##### Material supplied
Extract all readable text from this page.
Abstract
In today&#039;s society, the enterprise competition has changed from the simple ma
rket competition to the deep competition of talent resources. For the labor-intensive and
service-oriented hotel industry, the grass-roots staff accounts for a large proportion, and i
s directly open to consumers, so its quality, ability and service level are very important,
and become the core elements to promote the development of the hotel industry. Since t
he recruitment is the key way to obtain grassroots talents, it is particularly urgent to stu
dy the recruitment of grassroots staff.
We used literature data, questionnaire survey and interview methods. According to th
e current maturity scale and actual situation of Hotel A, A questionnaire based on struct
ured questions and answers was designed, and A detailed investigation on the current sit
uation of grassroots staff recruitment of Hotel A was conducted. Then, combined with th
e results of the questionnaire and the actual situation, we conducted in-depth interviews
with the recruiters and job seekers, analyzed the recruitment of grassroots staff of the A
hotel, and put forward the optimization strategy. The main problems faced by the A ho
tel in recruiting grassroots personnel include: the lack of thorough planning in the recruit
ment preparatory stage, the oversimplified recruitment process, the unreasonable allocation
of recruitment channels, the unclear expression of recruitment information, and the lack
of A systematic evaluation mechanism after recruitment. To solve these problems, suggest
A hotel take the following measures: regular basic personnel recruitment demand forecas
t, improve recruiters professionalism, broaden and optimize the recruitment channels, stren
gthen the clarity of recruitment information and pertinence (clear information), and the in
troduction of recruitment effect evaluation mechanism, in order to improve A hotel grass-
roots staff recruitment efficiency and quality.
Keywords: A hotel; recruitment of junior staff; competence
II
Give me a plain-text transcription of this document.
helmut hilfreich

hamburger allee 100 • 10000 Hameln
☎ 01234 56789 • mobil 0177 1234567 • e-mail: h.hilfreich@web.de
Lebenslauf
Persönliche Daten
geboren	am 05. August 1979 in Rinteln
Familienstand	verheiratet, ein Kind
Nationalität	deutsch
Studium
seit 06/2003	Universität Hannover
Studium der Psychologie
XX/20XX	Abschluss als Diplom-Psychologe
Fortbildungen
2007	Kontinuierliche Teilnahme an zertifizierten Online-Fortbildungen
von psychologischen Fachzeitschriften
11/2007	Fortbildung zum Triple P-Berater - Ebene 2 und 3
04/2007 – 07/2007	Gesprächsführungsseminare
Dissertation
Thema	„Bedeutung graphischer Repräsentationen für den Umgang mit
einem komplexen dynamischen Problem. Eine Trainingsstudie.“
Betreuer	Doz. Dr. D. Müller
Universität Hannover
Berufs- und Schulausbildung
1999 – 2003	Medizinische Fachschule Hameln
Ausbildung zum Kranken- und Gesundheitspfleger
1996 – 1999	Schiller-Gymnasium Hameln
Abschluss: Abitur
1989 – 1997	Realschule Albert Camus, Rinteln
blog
##########
Task directions:
Copy all the lines above that hold the string "quality".

Written answer:
s directly open to consumers, so its quality, ability and service level are very important,
roots staff recruitment efficiency and quality.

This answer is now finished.